'''

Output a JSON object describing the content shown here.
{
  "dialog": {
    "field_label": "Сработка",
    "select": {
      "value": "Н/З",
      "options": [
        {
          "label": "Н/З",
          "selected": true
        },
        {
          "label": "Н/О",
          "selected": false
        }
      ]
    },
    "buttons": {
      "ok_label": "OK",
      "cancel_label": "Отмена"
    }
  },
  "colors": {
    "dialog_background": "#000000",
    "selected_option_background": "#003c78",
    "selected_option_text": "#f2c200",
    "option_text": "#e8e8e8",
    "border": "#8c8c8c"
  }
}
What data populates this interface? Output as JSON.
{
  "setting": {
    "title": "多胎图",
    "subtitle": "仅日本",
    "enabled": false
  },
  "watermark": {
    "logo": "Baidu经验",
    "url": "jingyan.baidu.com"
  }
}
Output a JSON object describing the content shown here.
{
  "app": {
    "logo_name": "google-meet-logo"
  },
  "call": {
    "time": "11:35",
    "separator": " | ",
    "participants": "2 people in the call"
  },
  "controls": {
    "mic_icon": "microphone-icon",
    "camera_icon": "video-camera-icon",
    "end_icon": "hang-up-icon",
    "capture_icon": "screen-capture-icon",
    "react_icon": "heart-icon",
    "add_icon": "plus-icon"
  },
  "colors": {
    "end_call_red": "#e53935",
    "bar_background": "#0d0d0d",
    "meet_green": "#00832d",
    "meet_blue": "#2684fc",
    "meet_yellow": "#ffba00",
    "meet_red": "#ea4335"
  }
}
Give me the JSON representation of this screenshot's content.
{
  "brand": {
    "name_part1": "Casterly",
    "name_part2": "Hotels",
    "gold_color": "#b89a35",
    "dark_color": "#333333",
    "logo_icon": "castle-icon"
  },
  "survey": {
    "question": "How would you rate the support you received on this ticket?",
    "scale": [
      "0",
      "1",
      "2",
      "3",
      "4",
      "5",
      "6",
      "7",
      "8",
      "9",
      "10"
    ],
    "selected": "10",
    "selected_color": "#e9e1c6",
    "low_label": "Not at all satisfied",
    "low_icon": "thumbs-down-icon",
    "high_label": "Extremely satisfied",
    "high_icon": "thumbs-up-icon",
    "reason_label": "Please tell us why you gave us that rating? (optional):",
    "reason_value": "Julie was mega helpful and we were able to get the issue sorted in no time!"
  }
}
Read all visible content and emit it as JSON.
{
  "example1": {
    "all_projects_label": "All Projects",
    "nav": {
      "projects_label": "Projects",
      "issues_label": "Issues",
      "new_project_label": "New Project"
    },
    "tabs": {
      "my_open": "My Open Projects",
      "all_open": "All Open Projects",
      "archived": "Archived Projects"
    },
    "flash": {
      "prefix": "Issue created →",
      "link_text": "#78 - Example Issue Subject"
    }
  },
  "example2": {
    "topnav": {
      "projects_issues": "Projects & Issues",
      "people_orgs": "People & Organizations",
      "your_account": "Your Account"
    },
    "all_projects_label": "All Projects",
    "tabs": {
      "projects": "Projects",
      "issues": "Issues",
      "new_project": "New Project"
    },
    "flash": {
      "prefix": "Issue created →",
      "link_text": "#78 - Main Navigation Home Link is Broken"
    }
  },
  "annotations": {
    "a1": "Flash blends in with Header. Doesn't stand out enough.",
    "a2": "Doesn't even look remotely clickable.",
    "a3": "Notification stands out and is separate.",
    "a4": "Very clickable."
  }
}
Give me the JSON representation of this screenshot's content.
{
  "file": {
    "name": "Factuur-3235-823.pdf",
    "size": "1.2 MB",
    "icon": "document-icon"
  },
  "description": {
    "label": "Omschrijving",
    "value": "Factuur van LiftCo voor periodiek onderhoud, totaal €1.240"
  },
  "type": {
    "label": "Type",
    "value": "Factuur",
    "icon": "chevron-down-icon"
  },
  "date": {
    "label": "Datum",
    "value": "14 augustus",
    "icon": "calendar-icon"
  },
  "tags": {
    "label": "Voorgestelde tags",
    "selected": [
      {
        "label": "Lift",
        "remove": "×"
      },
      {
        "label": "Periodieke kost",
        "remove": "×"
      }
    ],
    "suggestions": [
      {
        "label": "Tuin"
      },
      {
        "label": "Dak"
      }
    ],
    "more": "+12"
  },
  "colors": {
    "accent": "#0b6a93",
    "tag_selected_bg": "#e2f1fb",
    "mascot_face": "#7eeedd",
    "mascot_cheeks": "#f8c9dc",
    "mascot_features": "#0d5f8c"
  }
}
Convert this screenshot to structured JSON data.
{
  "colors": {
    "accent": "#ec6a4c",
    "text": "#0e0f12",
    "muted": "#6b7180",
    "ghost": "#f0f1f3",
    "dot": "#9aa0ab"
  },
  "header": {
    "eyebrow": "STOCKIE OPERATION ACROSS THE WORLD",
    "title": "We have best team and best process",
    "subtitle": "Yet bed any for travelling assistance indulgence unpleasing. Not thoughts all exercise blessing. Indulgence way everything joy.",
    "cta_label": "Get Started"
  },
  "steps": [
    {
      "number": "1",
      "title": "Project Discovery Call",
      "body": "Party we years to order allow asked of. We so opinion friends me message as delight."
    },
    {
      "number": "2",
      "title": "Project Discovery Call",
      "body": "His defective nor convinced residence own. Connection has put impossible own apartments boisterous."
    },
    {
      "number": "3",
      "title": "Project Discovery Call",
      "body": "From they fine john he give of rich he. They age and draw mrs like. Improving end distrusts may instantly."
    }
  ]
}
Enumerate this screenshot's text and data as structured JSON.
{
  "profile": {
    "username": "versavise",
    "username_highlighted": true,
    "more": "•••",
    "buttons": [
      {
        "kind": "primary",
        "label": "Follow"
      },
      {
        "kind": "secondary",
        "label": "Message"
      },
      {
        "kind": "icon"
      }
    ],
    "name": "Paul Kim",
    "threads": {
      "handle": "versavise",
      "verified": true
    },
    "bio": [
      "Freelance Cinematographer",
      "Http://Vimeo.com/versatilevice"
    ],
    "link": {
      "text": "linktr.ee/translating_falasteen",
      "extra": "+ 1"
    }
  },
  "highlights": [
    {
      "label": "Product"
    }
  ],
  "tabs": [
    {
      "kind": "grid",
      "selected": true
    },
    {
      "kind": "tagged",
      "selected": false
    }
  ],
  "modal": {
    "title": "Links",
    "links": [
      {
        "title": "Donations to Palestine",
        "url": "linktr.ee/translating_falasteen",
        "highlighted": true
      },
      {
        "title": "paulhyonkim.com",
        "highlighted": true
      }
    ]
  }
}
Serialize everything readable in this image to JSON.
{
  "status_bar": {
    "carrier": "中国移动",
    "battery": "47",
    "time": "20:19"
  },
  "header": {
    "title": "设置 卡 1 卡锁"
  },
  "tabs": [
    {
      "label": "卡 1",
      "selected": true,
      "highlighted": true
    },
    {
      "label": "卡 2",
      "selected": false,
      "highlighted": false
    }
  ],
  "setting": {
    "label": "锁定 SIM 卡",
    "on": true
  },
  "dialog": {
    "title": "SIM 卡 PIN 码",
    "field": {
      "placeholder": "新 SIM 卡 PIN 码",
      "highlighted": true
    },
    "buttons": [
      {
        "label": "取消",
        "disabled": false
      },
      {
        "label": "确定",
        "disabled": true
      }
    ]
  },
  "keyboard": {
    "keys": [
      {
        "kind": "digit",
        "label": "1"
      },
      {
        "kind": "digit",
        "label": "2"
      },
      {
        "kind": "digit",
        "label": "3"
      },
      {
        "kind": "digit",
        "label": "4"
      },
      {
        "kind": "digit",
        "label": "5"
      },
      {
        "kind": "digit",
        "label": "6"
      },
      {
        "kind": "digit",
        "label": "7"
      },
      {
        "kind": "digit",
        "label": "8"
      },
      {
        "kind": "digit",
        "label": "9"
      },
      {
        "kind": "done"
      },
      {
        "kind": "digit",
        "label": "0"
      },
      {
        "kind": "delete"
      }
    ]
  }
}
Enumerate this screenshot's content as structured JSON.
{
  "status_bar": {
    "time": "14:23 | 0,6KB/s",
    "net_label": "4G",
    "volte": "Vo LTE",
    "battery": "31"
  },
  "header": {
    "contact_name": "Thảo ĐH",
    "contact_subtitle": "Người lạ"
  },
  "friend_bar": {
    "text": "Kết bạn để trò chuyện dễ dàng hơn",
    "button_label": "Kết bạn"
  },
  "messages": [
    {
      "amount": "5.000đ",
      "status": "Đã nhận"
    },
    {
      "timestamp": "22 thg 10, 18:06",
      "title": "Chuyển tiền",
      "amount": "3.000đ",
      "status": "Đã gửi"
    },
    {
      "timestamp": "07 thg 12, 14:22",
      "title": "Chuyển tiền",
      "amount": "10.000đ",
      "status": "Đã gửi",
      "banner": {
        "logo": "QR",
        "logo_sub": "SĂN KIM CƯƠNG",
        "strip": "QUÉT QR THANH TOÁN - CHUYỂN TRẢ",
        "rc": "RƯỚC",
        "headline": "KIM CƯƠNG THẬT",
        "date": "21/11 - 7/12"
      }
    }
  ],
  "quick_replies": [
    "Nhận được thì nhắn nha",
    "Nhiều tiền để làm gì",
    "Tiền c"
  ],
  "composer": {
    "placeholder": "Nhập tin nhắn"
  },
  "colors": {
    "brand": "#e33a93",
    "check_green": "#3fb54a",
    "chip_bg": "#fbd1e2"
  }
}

'''

▶ [Work instructions]:
Look through the data and show every line containing "Factuur".

▶ [Answer for the task]:
    "name": "Factuur-3235-823.pdf",
    "value": "Factuur van LiftCo voor periodiek onderhoud, totaal €1.240"
    "value": "Factuur",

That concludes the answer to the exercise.